#### Your task
Pick out every line with the word "Iteration" and copy it.

#### Given information

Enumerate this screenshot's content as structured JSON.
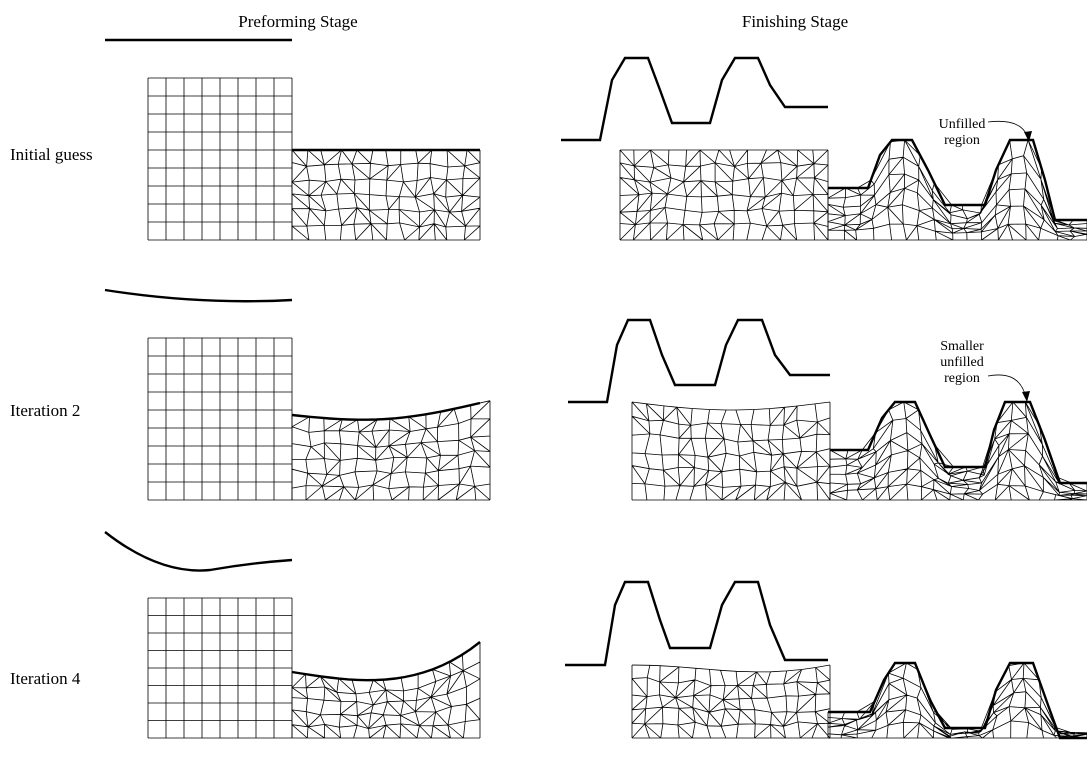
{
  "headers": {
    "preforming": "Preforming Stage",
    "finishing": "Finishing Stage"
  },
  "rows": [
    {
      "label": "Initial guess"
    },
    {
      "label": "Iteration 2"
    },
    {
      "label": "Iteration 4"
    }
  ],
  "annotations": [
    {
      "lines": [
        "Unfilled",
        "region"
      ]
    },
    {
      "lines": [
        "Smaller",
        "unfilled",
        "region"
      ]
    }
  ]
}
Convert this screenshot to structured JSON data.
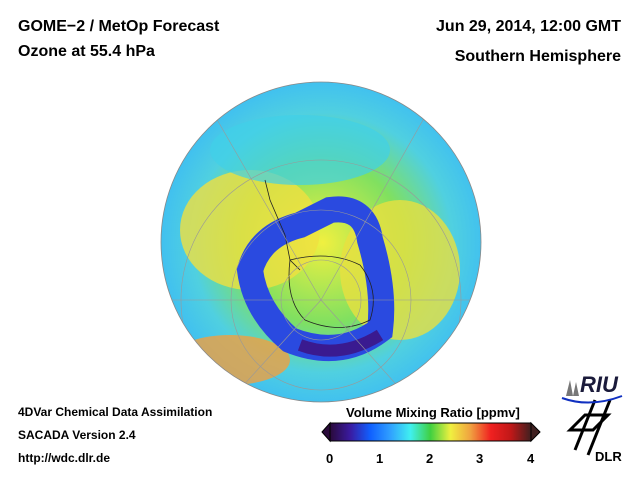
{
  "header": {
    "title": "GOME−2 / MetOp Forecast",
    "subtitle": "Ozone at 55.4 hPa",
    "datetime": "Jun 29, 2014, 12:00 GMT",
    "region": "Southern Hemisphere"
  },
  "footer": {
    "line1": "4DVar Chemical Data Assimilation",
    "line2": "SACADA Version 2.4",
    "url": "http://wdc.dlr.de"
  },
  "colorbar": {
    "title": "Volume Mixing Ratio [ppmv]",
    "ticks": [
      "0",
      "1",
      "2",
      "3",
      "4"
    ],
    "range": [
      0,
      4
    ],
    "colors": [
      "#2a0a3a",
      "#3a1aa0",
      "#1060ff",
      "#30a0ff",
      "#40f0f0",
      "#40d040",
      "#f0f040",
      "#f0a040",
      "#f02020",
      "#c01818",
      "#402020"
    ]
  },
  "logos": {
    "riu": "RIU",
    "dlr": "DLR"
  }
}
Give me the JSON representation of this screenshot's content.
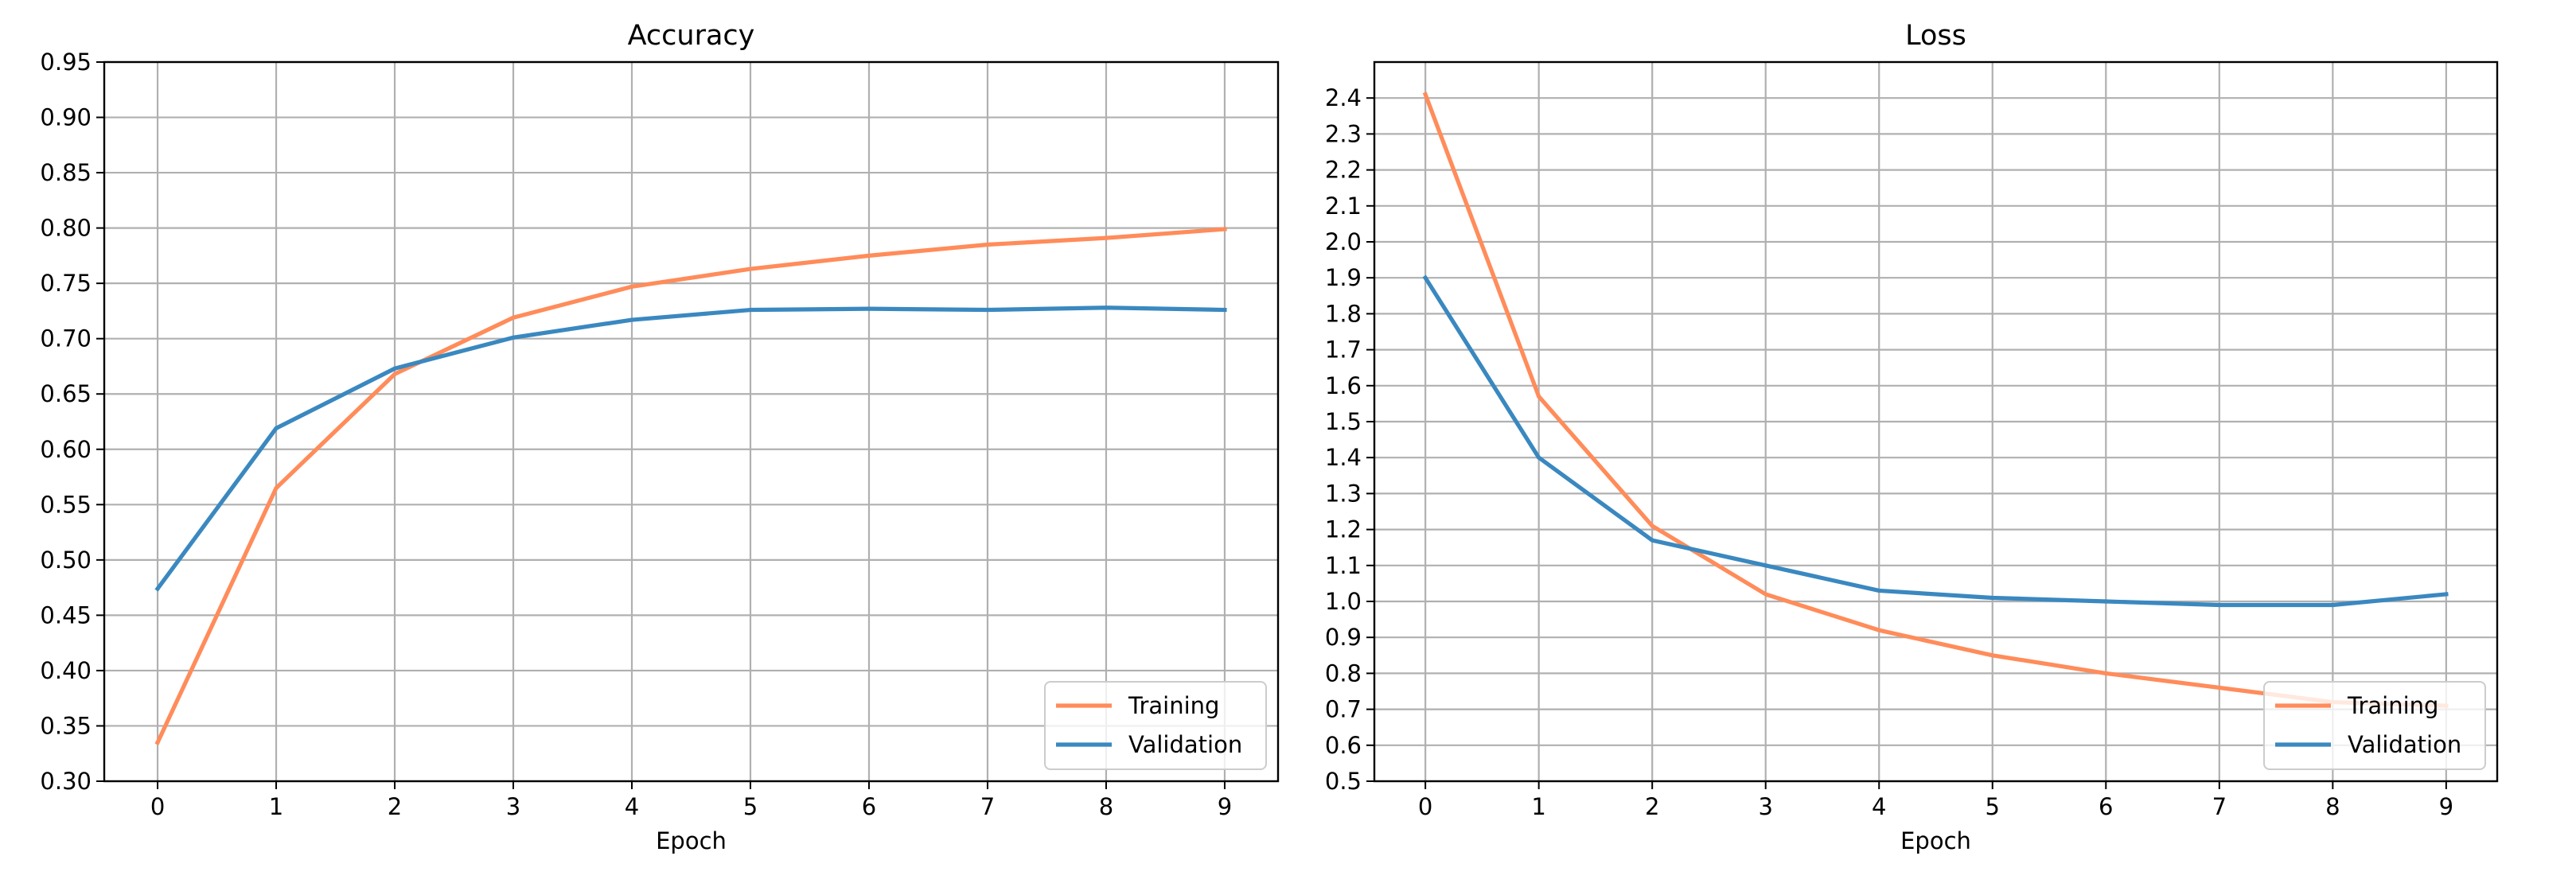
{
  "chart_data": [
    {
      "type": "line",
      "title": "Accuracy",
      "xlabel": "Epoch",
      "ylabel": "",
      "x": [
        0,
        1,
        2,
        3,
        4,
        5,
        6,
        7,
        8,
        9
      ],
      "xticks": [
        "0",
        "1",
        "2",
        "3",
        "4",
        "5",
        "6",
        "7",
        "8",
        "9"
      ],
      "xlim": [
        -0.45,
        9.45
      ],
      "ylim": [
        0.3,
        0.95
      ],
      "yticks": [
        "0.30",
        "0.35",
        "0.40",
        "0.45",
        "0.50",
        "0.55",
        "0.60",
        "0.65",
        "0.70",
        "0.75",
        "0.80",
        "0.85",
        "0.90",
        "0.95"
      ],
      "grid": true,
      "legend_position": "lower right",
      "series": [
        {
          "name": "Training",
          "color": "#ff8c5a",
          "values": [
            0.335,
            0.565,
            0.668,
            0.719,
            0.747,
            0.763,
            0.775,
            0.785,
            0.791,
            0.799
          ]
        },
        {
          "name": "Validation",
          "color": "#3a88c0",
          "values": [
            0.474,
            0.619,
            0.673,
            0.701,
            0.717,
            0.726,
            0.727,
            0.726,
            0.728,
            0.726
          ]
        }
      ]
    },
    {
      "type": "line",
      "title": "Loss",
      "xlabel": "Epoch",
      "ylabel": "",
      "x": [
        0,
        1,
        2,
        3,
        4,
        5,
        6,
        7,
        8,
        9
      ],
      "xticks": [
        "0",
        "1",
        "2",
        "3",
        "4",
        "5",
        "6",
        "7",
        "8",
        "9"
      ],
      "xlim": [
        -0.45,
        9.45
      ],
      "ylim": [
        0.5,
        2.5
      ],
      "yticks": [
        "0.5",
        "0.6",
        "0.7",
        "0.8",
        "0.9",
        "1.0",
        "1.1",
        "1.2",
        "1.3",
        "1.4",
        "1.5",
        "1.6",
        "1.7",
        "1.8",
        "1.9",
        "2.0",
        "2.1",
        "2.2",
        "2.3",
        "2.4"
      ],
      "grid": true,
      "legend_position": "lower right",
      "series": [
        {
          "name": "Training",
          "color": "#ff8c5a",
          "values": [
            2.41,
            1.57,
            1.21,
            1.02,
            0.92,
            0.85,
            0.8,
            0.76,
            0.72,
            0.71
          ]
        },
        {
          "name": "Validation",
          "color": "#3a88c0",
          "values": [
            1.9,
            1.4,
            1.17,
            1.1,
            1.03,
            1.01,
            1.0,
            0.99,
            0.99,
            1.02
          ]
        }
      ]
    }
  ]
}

--

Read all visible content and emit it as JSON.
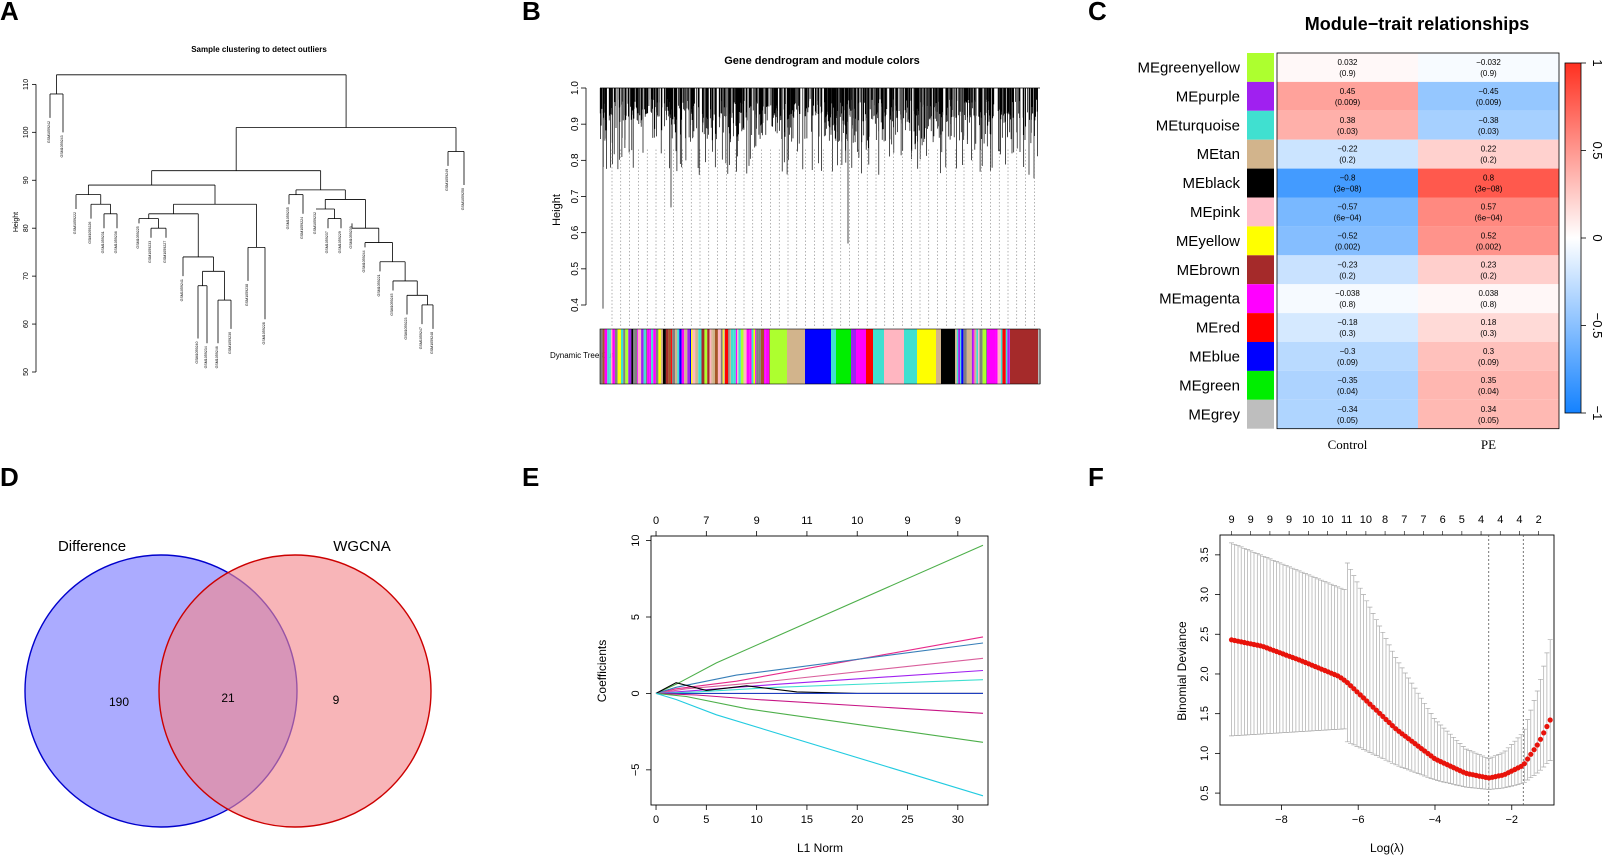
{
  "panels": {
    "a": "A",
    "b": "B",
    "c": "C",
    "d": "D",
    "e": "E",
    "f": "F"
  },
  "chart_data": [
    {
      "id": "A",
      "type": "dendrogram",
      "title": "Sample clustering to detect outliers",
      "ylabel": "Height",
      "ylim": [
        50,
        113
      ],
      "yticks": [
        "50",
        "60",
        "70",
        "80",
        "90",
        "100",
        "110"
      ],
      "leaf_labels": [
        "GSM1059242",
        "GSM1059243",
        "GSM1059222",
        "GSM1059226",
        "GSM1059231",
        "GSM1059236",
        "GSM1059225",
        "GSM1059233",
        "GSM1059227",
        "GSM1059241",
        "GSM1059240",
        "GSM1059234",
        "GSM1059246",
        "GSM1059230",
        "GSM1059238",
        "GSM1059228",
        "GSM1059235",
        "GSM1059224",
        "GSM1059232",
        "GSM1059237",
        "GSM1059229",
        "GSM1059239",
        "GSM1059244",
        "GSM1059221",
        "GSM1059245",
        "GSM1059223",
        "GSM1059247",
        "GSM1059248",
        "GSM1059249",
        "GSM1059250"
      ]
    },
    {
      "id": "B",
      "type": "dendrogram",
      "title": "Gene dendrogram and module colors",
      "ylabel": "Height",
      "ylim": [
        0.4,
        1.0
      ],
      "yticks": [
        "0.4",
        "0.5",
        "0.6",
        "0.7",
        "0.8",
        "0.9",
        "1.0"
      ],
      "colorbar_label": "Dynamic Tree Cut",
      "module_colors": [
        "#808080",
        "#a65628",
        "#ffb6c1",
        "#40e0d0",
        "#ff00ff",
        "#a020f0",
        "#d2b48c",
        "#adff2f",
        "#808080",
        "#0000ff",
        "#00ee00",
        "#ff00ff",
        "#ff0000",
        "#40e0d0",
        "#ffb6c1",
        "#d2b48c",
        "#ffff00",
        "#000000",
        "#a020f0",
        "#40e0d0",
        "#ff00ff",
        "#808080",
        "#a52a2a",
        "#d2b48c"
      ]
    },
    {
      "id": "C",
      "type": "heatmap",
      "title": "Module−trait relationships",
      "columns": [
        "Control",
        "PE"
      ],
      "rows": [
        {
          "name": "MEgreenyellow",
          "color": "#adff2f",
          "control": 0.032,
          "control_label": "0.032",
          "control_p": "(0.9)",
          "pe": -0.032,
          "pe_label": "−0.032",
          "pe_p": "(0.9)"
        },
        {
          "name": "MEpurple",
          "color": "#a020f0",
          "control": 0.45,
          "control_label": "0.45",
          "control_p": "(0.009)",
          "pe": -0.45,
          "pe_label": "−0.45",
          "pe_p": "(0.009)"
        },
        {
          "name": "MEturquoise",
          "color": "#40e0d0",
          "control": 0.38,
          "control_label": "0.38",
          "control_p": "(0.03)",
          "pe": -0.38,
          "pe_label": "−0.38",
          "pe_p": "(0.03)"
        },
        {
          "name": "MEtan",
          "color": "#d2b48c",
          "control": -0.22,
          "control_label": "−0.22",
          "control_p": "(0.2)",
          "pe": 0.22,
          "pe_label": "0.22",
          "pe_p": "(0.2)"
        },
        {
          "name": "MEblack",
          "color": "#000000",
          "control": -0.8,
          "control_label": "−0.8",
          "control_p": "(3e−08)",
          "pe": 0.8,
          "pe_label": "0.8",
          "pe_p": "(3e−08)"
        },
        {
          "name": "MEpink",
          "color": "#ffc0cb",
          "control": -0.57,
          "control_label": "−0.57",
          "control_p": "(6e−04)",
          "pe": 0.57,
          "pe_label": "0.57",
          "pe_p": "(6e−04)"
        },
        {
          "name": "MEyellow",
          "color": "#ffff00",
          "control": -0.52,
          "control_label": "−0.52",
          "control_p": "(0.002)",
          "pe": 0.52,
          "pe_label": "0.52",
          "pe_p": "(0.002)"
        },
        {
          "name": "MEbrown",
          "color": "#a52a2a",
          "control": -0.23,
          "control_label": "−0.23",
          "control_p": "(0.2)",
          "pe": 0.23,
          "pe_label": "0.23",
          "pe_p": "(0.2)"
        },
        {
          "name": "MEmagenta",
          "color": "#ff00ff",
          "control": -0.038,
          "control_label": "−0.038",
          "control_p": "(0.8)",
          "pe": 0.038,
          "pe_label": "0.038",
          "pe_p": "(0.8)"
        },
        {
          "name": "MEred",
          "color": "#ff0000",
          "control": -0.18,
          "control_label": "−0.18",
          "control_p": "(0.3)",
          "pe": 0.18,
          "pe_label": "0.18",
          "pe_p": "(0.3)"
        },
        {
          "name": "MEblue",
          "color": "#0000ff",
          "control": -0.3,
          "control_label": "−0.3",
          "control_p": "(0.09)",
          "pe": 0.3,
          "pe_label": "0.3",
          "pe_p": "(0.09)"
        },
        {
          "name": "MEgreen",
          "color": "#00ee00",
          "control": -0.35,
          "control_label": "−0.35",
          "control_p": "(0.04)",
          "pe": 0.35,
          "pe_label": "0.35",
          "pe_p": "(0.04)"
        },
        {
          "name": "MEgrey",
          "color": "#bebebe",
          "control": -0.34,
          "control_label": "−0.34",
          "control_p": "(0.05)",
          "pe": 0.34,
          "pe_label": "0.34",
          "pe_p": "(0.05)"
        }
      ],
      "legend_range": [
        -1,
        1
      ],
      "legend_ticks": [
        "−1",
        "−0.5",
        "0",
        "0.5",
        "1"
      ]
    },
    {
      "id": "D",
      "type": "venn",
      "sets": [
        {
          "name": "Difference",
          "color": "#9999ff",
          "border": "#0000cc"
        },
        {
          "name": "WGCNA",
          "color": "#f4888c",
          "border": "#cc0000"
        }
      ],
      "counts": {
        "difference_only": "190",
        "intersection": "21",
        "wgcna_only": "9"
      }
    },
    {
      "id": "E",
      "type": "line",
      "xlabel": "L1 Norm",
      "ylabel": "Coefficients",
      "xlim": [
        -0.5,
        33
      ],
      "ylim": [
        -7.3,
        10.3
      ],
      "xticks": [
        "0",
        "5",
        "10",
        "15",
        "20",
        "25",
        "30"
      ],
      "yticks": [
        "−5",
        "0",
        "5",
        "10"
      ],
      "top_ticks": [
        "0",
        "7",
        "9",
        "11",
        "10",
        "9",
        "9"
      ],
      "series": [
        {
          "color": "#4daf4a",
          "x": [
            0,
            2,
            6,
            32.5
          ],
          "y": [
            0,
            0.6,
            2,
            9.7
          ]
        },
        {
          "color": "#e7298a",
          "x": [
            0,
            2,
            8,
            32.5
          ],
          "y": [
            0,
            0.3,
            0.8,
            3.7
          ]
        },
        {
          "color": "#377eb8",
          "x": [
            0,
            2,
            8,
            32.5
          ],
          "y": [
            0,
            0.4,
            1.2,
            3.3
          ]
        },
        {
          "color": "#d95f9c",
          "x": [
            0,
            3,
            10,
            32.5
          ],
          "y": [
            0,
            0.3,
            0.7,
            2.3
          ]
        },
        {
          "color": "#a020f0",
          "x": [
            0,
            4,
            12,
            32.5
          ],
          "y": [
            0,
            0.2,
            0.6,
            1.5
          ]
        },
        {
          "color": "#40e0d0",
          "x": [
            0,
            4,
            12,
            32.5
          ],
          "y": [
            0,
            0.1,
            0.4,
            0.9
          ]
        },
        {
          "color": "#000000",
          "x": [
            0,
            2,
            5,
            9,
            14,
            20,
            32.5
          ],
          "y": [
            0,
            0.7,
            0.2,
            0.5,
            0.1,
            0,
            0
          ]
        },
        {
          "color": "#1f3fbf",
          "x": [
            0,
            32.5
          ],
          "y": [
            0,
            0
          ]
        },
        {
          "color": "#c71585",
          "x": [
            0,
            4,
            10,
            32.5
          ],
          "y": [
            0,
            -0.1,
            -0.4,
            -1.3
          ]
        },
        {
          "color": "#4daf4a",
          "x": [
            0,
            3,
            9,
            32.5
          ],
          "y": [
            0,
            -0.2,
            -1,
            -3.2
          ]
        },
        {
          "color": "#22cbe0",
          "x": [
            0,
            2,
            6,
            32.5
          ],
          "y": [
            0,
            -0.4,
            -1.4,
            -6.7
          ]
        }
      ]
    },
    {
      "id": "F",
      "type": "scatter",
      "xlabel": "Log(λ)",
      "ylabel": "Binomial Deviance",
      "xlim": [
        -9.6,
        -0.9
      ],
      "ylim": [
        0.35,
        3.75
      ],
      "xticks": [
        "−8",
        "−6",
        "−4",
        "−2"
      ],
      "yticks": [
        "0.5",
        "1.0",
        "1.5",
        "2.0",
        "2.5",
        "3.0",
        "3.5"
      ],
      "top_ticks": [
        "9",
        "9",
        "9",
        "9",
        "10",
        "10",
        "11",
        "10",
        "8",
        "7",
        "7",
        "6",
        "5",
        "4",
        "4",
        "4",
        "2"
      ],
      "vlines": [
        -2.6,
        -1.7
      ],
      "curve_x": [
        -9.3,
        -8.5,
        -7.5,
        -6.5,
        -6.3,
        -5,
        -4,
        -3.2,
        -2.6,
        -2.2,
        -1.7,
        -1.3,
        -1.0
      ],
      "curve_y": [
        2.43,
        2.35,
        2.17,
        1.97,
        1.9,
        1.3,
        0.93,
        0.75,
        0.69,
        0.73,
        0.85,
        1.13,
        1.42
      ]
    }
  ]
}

#### Solution to the problem
      "label": "Iteration 2"
      "label": "Iteration 4"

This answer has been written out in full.